_Required work_. Return the material below in full and exactly.
-- START OF Stored rows --
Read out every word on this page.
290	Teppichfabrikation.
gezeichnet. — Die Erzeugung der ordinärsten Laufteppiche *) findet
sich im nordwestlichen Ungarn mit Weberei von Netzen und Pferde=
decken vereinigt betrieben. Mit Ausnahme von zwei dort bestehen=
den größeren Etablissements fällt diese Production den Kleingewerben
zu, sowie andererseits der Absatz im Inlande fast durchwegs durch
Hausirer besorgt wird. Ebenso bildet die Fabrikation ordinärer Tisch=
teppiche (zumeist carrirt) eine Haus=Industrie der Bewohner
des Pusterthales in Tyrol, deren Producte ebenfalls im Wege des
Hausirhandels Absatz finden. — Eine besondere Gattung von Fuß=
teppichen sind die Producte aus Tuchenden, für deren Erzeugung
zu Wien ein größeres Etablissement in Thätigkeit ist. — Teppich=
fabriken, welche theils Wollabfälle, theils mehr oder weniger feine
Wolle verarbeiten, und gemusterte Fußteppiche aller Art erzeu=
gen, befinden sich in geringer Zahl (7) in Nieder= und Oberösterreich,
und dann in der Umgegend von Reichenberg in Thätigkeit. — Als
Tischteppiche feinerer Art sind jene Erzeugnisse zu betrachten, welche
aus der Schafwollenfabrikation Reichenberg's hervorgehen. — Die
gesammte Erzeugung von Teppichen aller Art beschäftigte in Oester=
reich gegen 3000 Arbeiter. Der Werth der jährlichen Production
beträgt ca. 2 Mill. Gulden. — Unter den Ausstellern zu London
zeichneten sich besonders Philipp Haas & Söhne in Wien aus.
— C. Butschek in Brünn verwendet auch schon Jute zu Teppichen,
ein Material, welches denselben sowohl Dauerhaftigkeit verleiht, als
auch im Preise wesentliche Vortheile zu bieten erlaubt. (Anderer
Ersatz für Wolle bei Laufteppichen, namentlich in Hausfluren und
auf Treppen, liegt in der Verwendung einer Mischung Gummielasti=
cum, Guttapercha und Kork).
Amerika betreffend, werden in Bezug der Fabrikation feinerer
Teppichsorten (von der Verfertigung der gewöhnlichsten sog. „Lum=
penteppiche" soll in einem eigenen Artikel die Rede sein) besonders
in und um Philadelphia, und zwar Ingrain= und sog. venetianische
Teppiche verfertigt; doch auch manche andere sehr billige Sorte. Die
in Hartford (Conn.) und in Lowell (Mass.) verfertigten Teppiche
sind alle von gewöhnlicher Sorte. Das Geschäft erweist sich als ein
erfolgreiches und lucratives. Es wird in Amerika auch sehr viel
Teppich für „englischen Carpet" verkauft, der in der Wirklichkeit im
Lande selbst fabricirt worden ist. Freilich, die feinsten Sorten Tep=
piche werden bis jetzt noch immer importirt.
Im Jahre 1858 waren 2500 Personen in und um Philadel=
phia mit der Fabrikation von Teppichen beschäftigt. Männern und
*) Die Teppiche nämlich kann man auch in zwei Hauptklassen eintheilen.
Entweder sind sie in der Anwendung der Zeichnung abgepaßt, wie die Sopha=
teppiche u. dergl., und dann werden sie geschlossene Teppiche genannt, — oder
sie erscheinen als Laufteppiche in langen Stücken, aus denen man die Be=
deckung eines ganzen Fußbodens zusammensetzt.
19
-- END OF Stored rows --
_Solution to the exercise_.
Read out every word on this page.
290	Teppichfabrikation.
gezeichnet. — Die Erzeugung der ordinärsten Laufteppiche *) findet
sich im nordwestlichen Ungarn mit Weberei von Netzen und Pferde=
decken vereinigt betrieben. Mit Ausnahme von zwei dort bestehen=
den größeren Etablissements fällt diese Production den Kleingewerben
zu, sowie andererseits der Absatz im Inlande fast durchwegs durch
Hausirer besorgt wird. Ebenso bildet die Fabrikation ordinärer Tisch=
teppiche (zumeist carrirt) eine Haus=Industrie der Bewohner
des Pusterthales in Tyrol, deren Producte ebenfalls im Wege des
Hausirhandels Absatz finden. — Eine besondere Gattung von Fuß=
teppichen sind die Producte aus Tuchenden, für deren Erzeugung
zu Wien ein größeres Etablissement in Thätigkeit ist. — Teppich=
fabriken, welche theils Wollabfälle, theils mehr oder weniger feine
Wolle verarbeiten, und gemusterte Fußteppiche aller Art erzeu=
gen, befinden sich in geringer Zahl (7) in Nieder= und Oberösterreich,
und dann in der Umgegend von Reichenberg in Thätigkeit. — Als
Tischteppiche feinerer Art sind jene Erzeugnisse zu betrachten, welche
aus der Schafwollenfabrikation Reichenberg's hervorgehen. — Die
gesammte Erzeugung von Teppichen aller Art beschäftigte in Oester=
reich gegen 3000 Arbeiter. Der Werth der jährlichen Production
beträgt ca. 2 Mill. Gulden. — Unter den Ausstellern zu London
zeichneten sich besonders Philipp Haas & Söhne in Wien aus.
— C. Butschek in Brünn verwendet auch schon Jute zu Teppichen,
ein Material, welches denselben sowohl Dauerhaftigkeit verleiht, als
auch im Preise wesentliche Vortheile zu bieten erlaubt. (Anderer
Ersatz für Wolle bei Laufteppichen, namentlich in Hausfluren und
auf Treppen, liegt in der Verwendung einer Mischung Gummielasti=
cum, Guttapercha und Kork).
Amerika betreffend, werden in Bezug der Fabrikation feinerer
Teppichsorten (von der Verfertigung der gewöhnlichsten sog. „Lum=
penteppiche" soll in einem eigenen Artikel die Rede sein) besonders
in und um Philadelphia, und zwar Ingrain= und sog. venetianische
Teppiche verfertigt; doch auch manche andere sehr billige Sorte. Die
in Hartford (Conn.) und in Lowell (Mass.) verfertigten Teppiche
sind alle von gewöhnlicher Sorte. Das Geschäft erweist sich als ein
erfolgreiches und lucratives. Es wird in Amerika auch sehr viel
Teppich für „englischen Carpet" verkauft, der in der Wirklichkeit im
Lande selbst fabricirt worden ist. Freilich, die feinsten Sorten Tep=
piche werden bis jetzt noch immer importirt.
Im Jahre 1858 waren 2500 Personen in und um Philadel=
phia mit der Fabrikation von Teppichen beschäftigt. Männern und
*) Die Teppiche nämlich kann man auch in zwei Hauptklassen eintheilen.
Entweder sind sie in der Anwendung der Zeichnung abgepaßt, wie die Sopha=
teppiche u. dergl., und dann werden sie geschlossene Teppiche genannt, — oder
sie erscheinen als Laufteppiche in langen Stücken, aus denen man die Be=
deckung eines ganzen Fußbodens zusammensetzt.
19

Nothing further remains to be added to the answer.